» Instructions to follow
Scan the entries and tally the lines that include the string "this". Reply with the figure alone.
***** Given records *****
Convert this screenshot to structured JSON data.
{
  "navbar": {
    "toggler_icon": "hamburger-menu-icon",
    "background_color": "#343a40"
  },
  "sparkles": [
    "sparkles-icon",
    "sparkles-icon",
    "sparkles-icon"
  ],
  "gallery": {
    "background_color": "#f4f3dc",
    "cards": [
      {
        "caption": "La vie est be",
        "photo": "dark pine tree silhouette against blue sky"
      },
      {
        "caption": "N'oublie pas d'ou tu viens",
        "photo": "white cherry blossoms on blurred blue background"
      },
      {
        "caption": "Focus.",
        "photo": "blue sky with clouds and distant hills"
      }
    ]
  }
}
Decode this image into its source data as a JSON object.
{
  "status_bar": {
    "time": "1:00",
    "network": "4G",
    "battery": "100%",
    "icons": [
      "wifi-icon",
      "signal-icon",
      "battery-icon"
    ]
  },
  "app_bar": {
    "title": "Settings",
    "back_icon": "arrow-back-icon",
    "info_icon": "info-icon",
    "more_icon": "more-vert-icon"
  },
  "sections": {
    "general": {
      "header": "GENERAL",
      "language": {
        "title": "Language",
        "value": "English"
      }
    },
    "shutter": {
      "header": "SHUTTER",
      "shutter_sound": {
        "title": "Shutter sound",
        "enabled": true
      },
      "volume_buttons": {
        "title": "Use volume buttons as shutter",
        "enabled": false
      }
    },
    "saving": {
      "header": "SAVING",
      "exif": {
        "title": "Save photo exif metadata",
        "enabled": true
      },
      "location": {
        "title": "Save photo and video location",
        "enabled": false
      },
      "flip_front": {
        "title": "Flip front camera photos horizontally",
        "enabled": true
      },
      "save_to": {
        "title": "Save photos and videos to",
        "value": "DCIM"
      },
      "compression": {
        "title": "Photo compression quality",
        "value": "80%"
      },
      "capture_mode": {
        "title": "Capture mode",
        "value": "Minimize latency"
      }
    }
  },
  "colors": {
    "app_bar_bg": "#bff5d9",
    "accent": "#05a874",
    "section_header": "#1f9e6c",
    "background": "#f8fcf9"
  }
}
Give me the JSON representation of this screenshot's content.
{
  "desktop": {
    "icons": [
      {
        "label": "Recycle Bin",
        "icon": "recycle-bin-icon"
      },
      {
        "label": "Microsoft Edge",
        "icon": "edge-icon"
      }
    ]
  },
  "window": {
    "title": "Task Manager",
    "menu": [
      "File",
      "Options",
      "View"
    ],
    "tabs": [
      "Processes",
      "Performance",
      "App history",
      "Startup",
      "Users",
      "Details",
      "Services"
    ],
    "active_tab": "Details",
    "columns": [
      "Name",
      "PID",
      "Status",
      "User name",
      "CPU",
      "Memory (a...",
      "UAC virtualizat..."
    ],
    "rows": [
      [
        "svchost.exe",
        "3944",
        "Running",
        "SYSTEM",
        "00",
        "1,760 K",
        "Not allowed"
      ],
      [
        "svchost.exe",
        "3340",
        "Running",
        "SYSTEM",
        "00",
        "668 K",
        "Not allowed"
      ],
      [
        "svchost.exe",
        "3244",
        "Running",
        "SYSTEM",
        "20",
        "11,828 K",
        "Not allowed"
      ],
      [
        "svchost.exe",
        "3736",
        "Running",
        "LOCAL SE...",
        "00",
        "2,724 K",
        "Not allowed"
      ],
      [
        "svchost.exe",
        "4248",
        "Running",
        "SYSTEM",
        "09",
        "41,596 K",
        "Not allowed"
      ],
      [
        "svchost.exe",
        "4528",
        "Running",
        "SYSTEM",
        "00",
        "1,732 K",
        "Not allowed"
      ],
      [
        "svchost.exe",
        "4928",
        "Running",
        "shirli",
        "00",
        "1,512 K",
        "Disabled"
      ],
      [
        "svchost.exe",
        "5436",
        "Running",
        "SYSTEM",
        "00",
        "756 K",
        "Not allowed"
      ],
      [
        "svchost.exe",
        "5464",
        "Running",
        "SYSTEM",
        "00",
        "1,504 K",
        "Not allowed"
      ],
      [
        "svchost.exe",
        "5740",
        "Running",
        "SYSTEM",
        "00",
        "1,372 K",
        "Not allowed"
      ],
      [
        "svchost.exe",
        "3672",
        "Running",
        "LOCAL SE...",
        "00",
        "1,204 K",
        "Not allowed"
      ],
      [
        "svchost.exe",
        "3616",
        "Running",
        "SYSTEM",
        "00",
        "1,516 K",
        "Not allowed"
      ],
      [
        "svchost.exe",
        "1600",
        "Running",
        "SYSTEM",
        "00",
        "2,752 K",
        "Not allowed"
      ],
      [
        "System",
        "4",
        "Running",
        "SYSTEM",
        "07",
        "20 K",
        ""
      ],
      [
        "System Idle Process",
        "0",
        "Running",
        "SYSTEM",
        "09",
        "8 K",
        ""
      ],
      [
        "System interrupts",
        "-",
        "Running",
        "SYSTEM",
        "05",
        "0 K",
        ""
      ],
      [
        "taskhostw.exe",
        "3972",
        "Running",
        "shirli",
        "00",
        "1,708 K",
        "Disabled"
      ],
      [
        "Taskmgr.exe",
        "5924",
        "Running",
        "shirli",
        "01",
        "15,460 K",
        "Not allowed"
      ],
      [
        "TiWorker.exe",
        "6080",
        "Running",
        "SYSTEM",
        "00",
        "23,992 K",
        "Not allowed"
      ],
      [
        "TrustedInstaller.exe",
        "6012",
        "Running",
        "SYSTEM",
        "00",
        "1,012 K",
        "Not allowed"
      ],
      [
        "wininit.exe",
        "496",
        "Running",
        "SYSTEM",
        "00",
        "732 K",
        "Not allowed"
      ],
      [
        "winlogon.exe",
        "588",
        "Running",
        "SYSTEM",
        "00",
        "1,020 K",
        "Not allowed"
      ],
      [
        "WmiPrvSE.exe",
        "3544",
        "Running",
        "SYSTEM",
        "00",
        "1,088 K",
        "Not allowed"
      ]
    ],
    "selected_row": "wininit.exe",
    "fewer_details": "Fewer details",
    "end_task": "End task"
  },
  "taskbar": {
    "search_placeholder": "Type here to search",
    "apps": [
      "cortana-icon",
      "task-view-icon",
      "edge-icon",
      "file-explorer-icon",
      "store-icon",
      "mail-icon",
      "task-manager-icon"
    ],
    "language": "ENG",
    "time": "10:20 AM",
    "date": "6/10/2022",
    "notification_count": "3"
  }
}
*****
» The solution
3